[Saved entries]
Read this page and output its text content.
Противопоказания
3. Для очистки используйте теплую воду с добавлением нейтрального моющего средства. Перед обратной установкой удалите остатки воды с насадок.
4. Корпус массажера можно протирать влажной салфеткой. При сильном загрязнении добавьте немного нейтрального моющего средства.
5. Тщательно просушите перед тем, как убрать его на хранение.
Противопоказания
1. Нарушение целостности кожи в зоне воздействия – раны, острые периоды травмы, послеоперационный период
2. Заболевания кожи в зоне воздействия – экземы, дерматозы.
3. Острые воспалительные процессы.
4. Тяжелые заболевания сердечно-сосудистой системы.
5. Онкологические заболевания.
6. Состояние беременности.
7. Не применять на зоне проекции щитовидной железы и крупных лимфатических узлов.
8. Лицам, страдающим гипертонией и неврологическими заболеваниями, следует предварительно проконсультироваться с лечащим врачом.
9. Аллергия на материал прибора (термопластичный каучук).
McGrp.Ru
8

PROBLEM:
Check each line of the records above for "средства", and copy those that have it.

ANSWER TO THIS EXERCISE:
3. Для очистки используйте теплую воду с добавлением нейтрального моющего средства. Перед обратной установкой удалите остатки воды с насадок.
4. Корпус массажера можно протирать влажной салфеткой. При сильном загрязнении добавьте немного нейтрального моющего средства.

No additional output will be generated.